WORK INSTRUCTIONS: Look below and pull out each line with the word "been".
----- PROVIDED RECORDS
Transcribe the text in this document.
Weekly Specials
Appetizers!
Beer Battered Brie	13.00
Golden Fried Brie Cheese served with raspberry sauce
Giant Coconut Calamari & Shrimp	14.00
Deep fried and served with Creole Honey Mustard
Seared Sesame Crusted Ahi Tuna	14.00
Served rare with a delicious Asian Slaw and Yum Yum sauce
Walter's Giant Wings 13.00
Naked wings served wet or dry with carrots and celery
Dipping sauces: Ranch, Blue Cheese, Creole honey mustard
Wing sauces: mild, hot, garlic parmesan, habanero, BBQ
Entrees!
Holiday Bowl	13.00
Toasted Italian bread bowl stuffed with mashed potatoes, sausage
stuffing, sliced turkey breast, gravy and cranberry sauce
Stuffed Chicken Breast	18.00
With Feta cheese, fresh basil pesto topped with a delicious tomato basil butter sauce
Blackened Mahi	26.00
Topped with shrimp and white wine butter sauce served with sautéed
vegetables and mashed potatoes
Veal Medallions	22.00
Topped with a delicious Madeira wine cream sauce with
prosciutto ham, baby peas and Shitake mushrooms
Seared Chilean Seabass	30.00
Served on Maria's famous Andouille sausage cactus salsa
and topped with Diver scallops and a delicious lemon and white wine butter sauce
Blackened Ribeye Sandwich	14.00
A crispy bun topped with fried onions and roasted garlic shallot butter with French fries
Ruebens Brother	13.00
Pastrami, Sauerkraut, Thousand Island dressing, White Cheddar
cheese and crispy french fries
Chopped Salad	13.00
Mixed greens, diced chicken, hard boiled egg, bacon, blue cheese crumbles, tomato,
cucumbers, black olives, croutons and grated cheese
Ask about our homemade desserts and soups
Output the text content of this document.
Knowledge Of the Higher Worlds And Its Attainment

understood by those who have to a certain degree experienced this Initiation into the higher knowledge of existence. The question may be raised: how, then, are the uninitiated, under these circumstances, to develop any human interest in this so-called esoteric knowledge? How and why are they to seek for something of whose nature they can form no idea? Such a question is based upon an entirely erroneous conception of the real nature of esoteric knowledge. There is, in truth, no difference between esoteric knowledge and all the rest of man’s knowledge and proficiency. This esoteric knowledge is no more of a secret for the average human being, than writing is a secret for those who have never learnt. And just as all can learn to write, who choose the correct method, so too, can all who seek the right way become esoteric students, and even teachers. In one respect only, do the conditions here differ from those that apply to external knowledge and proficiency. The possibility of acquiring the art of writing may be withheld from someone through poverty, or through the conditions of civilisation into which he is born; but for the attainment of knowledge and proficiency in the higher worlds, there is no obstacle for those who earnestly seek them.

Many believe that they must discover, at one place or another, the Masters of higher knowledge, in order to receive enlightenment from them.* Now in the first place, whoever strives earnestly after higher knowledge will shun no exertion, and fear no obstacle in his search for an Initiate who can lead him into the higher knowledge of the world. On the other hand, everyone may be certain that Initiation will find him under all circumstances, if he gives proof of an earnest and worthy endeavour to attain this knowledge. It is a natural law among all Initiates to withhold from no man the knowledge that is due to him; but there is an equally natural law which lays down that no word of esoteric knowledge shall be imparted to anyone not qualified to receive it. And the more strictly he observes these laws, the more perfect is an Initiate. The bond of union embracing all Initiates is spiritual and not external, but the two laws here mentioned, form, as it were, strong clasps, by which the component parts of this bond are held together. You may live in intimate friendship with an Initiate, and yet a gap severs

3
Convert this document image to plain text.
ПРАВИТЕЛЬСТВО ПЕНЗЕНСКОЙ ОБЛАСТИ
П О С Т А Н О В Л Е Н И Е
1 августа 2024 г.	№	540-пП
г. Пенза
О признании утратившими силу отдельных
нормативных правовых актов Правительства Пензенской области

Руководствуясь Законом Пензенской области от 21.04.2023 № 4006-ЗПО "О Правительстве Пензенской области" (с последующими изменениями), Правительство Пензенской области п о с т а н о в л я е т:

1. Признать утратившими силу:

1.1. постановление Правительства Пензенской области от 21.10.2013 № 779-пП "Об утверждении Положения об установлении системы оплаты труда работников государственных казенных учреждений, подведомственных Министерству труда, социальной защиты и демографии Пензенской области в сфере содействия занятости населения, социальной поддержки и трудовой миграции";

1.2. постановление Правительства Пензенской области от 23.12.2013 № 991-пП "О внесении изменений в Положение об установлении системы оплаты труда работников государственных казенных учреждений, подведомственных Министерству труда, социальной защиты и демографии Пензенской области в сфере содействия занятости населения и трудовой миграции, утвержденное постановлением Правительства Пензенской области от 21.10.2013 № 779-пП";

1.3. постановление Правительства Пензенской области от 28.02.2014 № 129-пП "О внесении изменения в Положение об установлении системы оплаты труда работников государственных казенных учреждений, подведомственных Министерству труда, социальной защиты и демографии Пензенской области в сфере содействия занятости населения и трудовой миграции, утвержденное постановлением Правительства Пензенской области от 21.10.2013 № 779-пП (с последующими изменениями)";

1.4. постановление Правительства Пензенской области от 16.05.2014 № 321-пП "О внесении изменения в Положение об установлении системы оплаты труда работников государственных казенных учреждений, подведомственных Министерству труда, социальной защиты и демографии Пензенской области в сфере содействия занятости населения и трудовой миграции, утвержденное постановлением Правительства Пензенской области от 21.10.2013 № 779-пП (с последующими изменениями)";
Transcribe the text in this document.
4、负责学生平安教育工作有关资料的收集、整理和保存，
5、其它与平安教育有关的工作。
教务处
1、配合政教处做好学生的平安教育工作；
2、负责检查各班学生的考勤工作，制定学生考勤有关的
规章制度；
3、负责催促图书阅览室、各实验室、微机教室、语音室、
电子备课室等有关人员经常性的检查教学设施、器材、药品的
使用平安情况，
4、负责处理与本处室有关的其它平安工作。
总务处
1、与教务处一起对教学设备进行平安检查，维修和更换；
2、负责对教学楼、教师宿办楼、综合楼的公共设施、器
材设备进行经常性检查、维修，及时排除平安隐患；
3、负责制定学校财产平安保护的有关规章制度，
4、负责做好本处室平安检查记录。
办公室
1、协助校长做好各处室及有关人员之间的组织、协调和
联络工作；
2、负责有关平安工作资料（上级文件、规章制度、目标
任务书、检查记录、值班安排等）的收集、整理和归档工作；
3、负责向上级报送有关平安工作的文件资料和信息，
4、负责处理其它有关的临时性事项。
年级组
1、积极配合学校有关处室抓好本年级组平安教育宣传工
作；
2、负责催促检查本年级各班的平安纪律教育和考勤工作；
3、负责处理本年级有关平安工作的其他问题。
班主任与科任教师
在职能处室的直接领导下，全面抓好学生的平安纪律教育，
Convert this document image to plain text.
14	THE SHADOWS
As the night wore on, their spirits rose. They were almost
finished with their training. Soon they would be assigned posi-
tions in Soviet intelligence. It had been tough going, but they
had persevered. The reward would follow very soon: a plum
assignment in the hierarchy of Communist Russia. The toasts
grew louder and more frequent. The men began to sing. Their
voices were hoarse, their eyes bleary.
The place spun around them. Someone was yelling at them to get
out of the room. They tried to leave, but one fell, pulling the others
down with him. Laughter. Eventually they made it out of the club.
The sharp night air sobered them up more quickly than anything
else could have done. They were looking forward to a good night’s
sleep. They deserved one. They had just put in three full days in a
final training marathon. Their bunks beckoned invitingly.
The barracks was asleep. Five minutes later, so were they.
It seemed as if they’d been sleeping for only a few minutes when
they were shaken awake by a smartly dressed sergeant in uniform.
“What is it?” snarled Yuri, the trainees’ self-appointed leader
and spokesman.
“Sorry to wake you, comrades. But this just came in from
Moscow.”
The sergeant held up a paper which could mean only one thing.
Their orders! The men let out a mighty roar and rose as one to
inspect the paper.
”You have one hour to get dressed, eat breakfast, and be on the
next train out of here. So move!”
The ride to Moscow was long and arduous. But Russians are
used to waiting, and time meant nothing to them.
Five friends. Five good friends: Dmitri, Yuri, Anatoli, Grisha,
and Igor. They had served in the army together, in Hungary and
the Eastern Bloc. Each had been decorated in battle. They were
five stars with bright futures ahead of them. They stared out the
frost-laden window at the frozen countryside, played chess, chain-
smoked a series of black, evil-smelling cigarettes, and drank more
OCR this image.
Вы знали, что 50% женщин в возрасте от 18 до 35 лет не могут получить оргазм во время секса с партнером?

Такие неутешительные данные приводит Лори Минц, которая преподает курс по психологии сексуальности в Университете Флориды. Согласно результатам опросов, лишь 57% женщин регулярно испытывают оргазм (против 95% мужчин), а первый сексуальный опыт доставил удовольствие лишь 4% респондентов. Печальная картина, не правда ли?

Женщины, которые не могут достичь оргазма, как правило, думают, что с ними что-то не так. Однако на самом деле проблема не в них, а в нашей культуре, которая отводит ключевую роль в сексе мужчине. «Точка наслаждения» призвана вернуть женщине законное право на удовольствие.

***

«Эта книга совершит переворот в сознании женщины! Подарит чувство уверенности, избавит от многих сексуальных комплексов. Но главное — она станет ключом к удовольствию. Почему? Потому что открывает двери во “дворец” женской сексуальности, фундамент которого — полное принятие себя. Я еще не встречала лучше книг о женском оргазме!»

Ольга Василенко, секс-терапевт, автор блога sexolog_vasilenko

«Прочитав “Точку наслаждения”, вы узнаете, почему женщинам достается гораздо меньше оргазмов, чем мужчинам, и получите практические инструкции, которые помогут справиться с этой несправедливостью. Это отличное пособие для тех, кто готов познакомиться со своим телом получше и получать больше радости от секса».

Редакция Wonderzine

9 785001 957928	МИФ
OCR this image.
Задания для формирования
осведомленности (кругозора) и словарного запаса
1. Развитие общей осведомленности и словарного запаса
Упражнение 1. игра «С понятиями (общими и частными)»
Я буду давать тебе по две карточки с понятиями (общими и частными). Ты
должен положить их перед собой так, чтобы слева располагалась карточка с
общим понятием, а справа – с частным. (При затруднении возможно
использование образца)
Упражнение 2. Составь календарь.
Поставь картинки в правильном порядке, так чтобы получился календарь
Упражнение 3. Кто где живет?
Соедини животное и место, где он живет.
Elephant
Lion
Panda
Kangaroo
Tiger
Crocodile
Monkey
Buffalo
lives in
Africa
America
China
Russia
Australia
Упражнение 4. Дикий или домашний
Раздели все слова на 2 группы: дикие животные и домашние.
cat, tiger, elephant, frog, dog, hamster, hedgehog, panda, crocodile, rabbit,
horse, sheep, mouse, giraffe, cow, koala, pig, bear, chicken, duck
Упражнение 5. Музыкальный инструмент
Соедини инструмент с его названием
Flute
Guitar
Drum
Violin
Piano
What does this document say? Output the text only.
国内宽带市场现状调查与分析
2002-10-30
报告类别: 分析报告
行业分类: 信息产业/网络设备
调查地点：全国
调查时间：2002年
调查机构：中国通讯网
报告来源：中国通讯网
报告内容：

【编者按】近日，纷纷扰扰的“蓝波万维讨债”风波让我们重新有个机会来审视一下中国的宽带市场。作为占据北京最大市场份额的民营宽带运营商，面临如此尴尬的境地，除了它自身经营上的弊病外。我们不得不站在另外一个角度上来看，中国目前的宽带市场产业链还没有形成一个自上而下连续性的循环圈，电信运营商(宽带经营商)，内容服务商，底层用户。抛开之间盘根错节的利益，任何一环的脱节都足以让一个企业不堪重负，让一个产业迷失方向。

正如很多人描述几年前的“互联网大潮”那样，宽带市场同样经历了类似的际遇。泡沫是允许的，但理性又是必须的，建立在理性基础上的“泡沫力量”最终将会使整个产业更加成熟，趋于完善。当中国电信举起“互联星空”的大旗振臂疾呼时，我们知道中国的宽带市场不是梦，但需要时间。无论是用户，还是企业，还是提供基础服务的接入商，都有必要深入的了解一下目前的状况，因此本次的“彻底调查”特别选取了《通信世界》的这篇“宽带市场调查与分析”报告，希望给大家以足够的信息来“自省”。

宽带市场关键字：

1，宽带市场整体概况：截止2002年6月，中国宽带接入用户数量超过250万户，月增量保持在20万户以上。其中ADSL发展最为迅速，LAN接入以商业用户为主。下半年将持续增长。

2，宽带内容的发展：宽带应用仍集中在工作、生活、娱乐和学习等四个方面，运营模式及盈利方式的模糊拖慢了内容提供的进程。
----------
ANSWER TO THE PROBLEM:
tions in Soviet intelligence. It had been tough going, but they
It seemed as if they’d been sleeping for only a few minutes when
the Eastern Bloc. Each had been decorated in battle. They were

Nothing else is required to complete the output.